▶ **INSTRUCTION**: Please give the data below again in full, exactly as it stands.

▶ **TASK INPUT**:
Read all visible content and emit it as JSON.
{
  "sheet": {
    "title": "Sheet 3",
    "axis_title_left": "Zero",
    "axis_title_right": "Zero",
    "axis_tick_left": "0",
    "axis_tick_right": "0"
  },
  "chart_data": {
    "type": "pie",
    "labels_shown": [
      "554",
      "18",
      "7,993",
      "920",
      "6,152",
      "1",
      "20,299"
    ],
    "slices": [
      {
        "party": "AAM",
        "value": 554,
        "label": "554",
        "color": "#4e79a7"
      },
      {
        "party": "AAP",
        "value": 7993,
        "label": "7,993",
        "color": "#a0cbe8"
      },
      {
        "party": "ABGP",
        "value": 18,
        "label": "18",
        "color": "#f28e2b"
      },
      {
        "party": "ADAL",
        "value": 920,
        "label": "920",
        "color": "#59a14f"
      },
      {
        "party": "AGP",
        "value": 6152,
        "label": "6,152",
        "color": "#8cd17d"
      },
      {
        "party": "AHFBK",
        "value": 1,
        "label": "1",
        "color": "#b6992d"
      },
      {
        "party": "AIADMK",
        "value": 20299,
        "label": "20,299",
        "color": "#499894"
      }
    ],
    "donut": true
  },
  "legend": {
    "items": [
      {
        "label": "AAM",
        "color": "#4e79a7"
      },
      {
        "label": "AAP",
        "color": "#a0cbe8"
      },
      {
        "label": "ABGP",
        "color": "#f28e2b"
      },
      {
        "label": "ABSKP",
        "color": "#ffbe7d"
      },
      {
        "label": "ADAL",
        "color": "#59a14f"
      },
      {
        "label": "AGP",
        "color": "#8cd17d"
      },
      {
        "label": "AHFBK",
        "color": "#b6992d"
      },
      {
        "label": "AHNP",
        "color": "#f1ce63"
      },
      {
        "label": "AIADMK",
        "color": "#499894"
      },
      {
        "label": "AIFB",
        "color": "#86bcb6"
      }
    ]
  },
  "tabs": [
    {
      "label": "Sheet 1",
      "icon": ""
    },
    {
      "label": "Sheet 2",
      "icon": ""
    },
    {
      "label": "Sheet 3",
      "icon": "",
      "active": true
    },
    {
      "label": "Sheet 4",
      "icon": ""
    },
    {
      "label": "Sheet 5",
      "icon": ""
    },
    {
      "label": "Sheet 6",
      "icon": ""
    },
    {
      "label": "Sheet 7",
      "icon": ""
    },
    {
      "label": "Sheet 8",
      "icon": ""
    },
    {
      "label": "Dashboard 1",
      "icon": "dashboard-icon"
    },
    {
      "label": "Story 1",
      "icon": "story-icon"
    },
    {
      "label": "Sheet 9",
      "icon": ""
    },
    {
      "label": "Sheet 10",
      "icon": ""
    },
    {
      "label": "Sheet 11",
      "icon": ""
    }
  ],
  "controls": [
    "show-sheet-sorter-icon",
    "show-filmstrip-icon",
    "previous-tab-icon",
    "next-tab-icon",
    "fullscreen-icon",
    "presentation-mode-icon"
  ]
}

▶ **SOLVED PROBLEM**:
Read all visible content and emit it as JSON.
{
  "sheet": {
    "title": "Sheet 3",
    "axis_title_left": "Zero",
    "axis_title_right": "Zero",
    "axis_tick_left": "0",
    "axis_tick_right": "0"
  },
  "chart_data": {
    "type": "pie",
    "labels_shown": [
      "554",
      "18",
      "7,993",
      "920",
      "6,152",
      "1",
      "20,299"
    ],
    "slices": [
      {
        "party": "AAM",
        "value": 554,
        "label": "554",
        "color": "#4e79a7"
      },
      {
        "party": "AAP",
        "value": 7993,
        "label": "7,993",
        "color": "#a0cbe8"
      },
      {
        "party": "ABGP",
        "value": 18,
        "label": "18",
        "color": "#f28e2b"
      },
      {
        "party": "ADAL",
        "value": 920,
        "label": "920",
        "color": "#59a14f"
      },
      {
        "party": "AGP",
        "value": 6152,
        "label": "6,152",
        "color": "#8cd17d"
      },
      {
        "party": "AHFBK",
        "value": 1,
        "label": "1",
        "color": "#b6992d"
      },
      {
        "party": "AIADMK",
        "value": 20299,
        "label": "20,299",
        "color": "#499894"
      }
    ],
    "donut": true
  },
  "legend": {
    "items": [
      {
        "label": "AAM",
        "color": "#4e79a7"
      },
      {
        "label": "AAP",
        "color": "#a0cbe8"
      },
      {
        "label": "ABGP",
        "color": "#f28e2b"
      },
      {
        "label": "ABSKP",
        "color": "#ffbe7d"
      },
      {
        "label": "ADAL",
        "color": "#59a14f"
      },
      {
        "label": "AGP",
        "color": "#8cd17d"
      },
      {
        "label": "AHFBK",
        "color": "#b6992d"
      },
      {
        "label": "AHNP",
        "color": "#f1ce63"
      },
      {
        "label": "AIADMK",
        "color": "#499894"
      },
      {
        "label": "AIFB",
        "color": "#86bcb6"
      }
    ]
  },
  "tabs": [
    {
      "label": "Sheet 1",
      "icon": ""
    },
    {
      "label": "Sheet 2",
      "icon": ""
    },
    {
      "label": "Sheet 3",
      "icon": "",
      "active": true
    },
    {
      "label": "Sheet 4",
      "icon": ""
    },
    {
      "label": "Sheet 5",
      "icon": ""
    },
    {
      "label": "Sheet 6",
      "icon": ""
    },
    {
      "label": "Sheet 7",
      "icon": ""
    },
    {
      "label": "Sheet 8",
      "icon": ""
    },
    {
      "label": "Dashboard 1",
      "icon": "dashboard-icon"
    },
    {
      "label": "Story 1",
      "icon": "story-icon"
    },
    {
      "label": "Sheet 9",
      "icon": ""
    },
    {
      "label": "Sheet 10",
      "icon": ""
    },
    {
      "label": "Sheet 11",
      "icon": ""
    }
  ],
  "controls": [
    "show-sheet-sorter-icon",
    "show-filmstrip-icon",
    "previous-tab-icon",
    "next-tab-icon",
    "fullscreen-icon",
    "presentation-mode-icon"
  ]
}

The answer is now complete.